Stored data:
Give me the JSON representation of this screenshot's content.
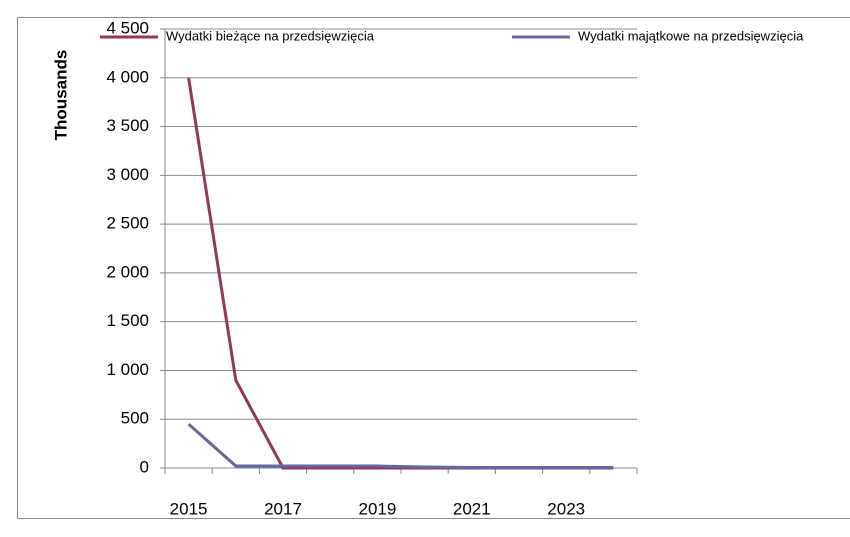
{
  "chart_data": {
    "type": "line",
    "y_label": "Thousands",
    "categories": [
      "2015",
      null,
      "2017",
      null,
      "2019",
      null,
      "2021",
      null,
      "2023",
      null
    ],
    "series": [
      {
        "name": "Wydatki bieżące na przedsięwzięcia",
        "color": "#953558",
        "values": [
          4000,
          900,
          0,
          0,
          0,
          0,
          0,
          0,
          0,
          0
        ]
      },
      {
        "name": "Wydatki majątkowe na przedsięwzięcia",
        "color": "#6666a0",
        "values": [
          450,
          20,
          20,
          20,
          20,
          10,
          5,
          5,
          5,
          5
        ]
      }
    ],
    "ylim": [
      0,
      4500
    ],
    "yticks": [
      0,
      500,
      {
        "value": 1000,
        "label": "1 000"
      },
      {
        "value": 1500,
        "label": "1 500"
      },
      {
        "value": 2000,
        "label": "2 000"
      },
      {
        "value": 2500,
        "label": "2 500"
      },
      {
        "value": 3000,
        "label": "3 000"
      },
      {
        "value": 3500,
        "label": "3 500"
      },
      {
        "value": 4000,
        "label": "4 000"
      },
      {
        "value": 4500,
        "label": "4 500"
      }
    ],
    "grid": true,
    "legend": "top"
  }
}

BRIEF:
In the entries above, how many lines hold the word "name"? State the number and nothing else.

ANSWER TO THIS PROBLEM:
2